State how many lines in the listing below include the word "Tribal". Give nothing but the number.

╔══

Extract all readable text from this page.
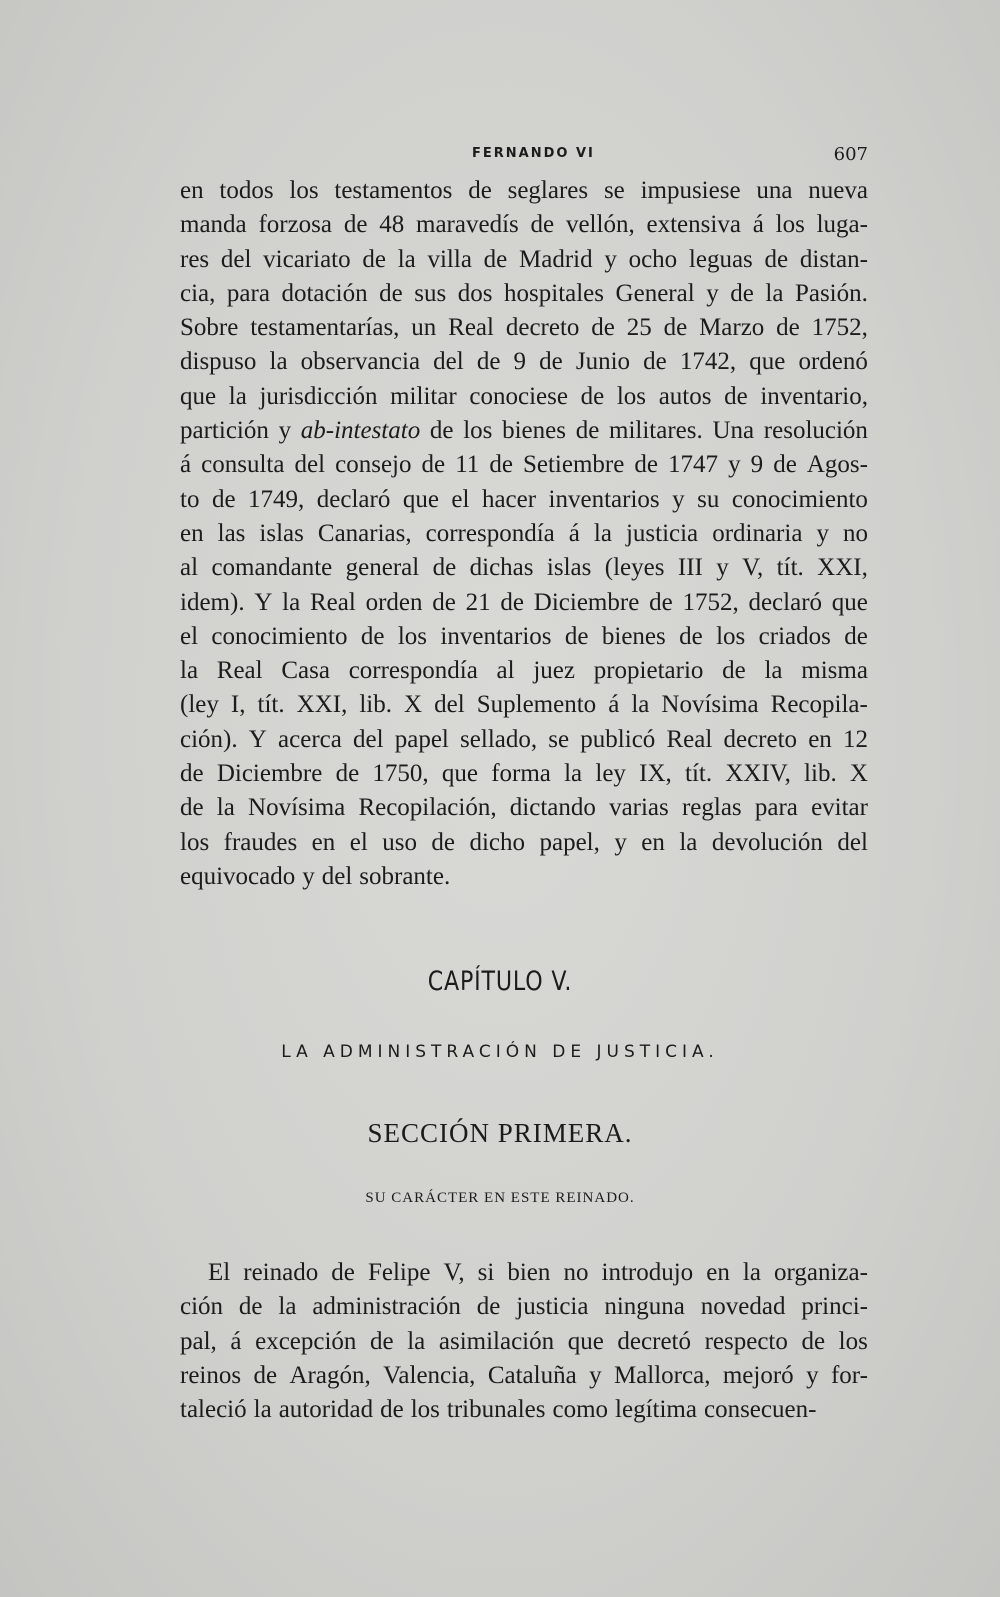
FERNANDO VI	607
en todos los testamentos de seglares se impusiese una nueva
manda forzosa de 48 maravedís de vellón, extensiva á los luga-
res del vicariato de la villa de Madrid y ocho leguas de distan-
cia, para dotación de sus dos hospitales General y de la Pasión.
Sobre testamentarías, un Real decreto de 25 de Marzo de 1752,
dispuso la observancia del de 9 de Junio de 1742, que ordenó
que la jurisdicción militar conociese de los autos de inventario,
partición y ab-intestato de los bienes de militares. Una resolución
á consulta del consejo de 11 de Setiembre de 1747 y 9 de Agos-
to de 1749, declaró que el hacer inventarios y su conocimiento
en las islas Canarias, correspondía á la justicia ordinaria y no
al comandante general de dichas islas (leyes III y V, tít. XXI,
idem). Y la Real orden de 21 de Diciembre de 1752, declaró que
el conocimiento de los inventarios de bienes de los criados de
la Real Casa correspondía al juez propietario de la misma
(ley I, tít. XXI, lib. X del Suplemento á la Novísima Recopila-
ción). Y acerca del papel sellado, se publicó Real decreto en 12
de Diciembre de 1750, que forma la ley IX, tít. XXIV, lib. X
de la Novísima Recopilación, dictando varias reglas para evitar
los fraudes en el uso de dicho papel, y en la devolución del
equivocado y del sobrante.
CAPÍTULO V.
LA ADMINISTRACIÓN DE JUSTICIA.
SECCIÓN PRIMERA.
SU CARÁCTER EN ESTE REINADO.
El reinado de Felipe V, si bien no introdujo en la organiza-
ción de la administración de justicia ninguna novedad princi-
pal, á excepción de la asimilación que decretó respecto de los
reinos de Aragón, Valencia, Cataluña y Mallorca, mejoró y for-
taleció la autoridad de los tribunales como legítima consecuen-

╚══
╔══

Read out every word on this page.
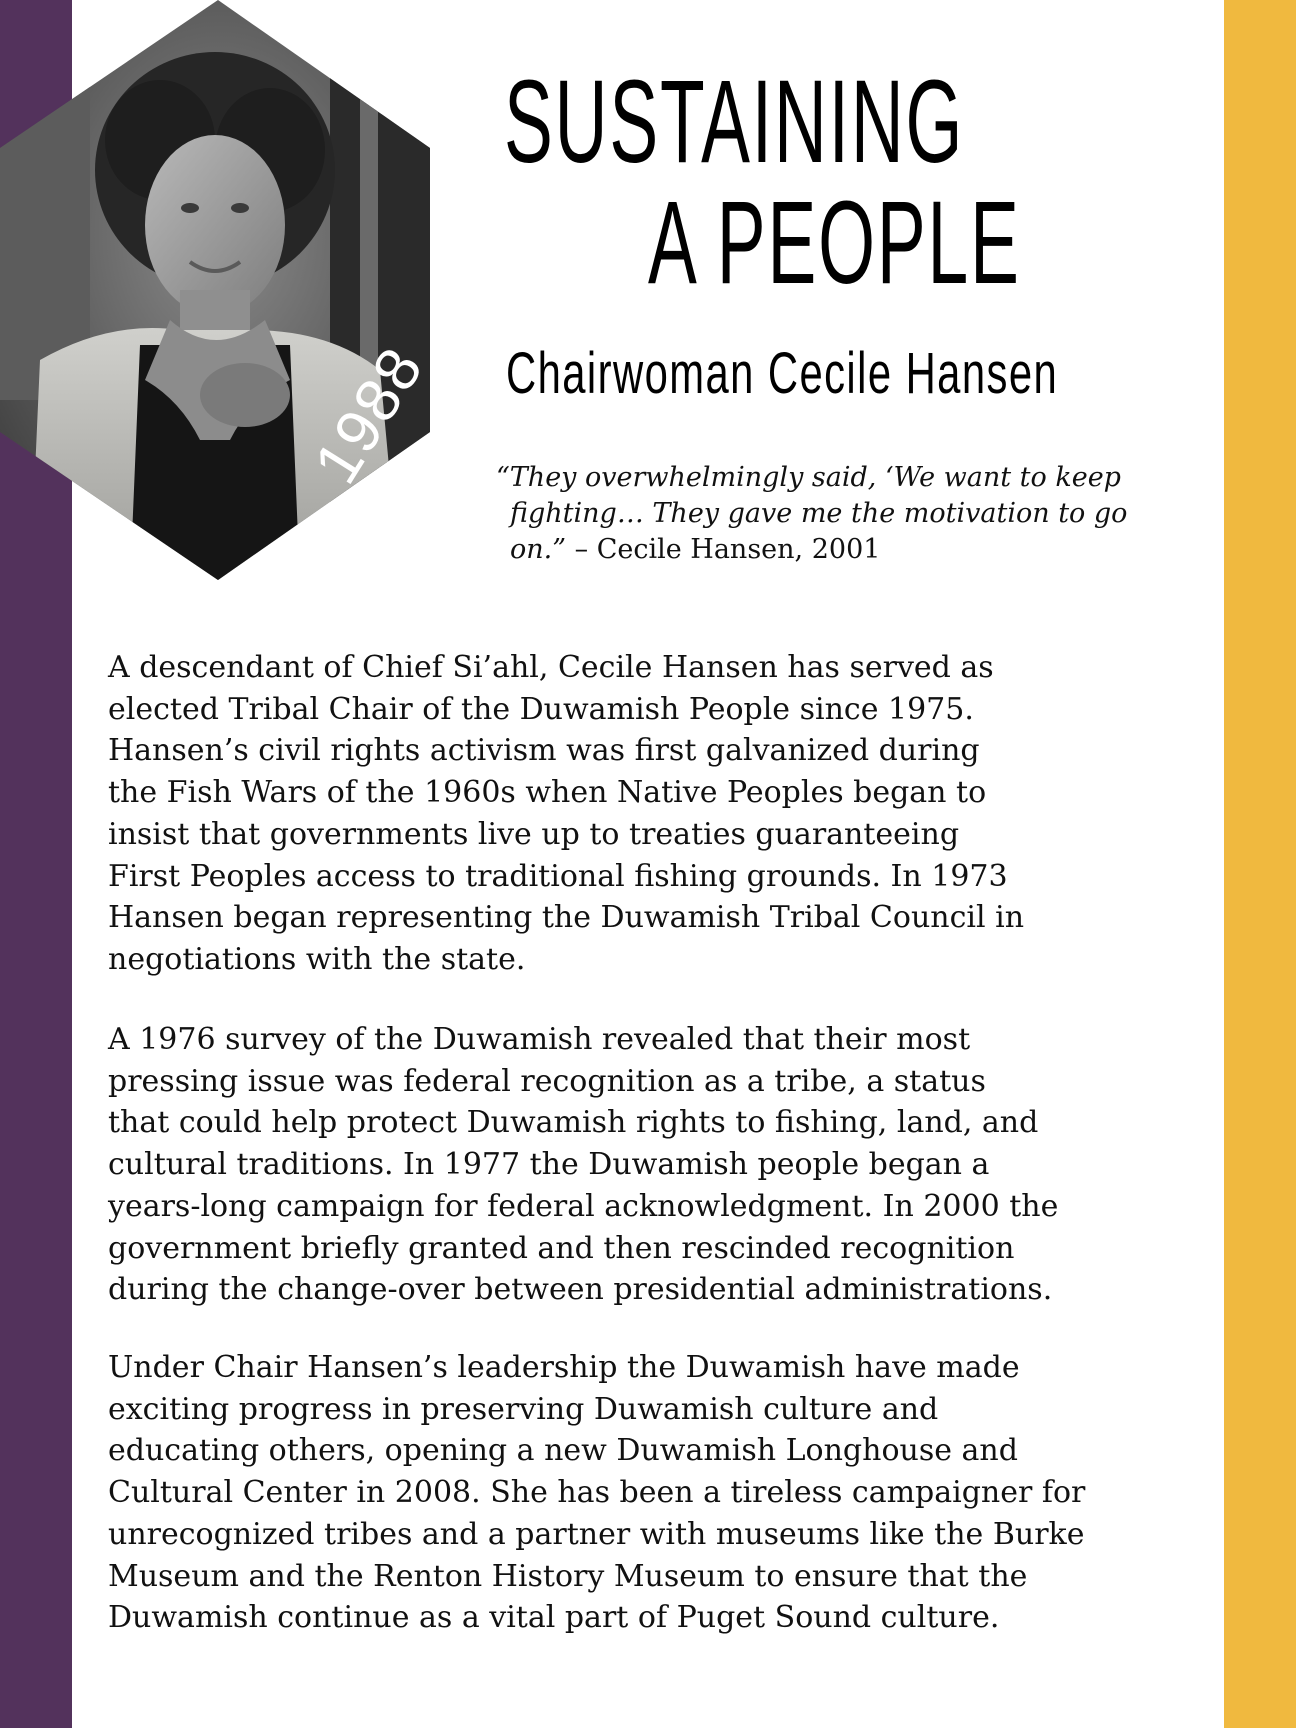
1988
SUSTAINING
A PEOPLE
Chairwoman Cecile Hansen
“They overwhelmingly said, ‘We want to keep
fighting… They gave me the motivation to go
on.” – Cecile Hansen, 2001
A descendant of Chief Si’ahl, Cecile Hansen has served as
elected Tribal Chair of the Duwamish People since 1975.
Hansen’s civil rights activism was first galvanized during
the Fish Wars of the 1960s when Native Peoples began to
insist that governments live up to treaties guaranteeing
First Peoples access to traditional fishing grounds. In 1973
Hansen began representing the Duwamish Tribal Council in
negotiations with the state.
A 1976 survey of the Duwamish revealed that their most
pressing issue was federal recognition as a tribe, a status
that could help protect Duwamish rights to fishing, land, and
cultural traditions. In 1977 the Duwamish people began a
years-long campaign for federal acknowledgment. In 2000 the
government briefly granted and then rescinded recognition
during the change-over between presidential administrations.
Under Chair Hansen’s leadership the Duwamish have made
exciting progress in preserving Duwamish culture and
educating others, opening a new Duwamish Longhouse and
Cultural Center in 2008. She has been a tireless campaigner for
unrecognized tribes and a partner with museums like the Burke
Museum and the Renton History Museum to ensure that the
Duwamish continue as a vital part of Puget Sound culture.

╚══

__Output for this exercise__: 2